> **Instruction**
In the material below, find every line with "全くない" and pull it out.

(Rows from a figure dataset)
:::::

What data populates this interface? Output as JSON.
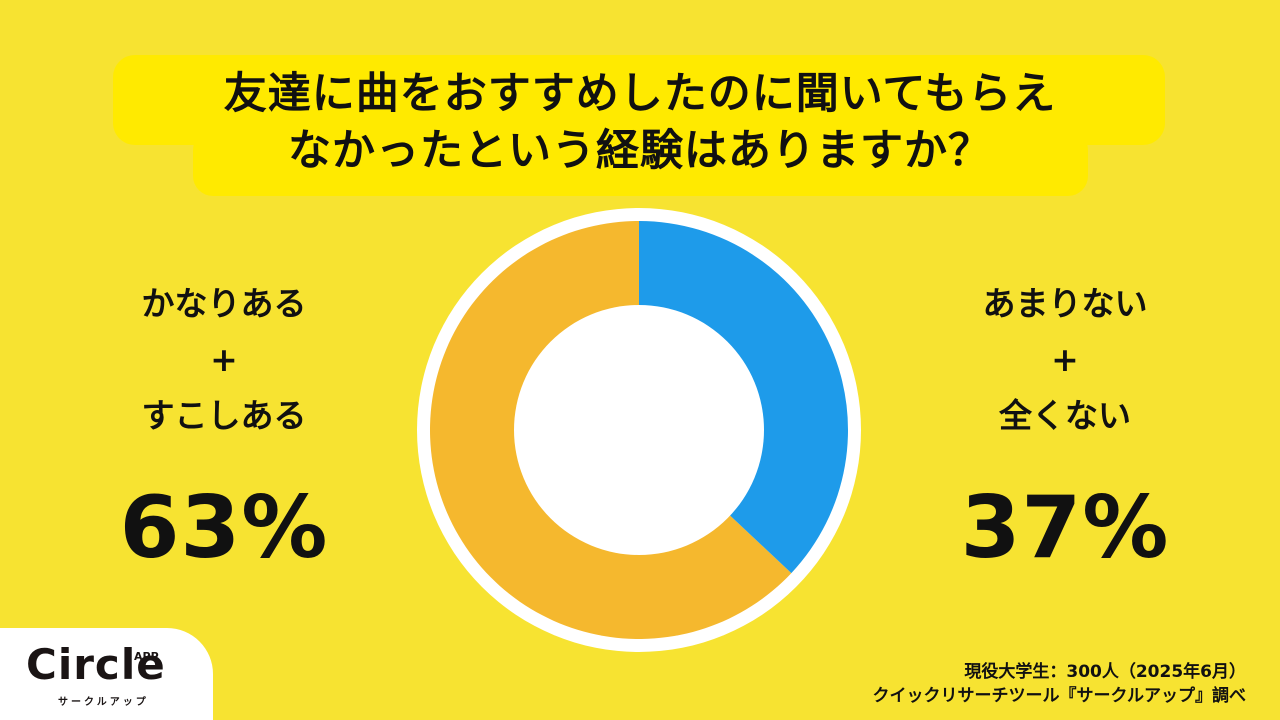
{
  "title": {
    "line1": "友達に曲をおすすめしたのに聞いてもらえ",
    "line2": "なかったという経験はありますか？"
  },
  "left_group": {
    "label_line1": "かなりある",
    "plus": "+",
    "label_line2": "すこしある",
    "percent": "63%"
  },
  "right_group": {
    "label_line1": "あまりない",
    "plus": "+",
    "label_line2": "全くない",
    "percent": "37%"
  },
  "source": {
    "line1": "現役大学生：300人（2025年6月）",
    "line2": "クイックリサーチツール『サークルアップ』調べ"
  },
  "logo": {
    "word": "Circle",
    "superscript": "APP",
    "kana": "サークルアップ"
  },
  "colors": {
    "background": "#F7E331",
    "highlight": "#FFEA00",
    "yes_segment": "#F5B82E",
    "no_segment": "#1E9BEA"
  },
  "chart_data": {
    "type": "pie",
    "subtype": "donut",
    "title": "友達に曲をおすすめしたのに聞いてもらえなかったという経験はありますか？",
    "categories": [
      "かなりある+すこしある",
      "あまりない+全くない"
    ],
    "values": [
      63,
      37
    ],
    "unit": "%",
    "colors": [
      "#F5B82E",
      "#1E9BEA"
    ],
    "start_angle": "top, clockwise: あまりない+全くない first",
    "legend": "labels placed left (63%) and right (37%) of donut",
    "sample": "現役大学生 300人 (2025年6月)"
  }
}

:::::

> **The solution**
    "label_line2": "全くない",
      "あまりない+全くない"
    "start_angle": "top, clockwise: あまりない+全くない first",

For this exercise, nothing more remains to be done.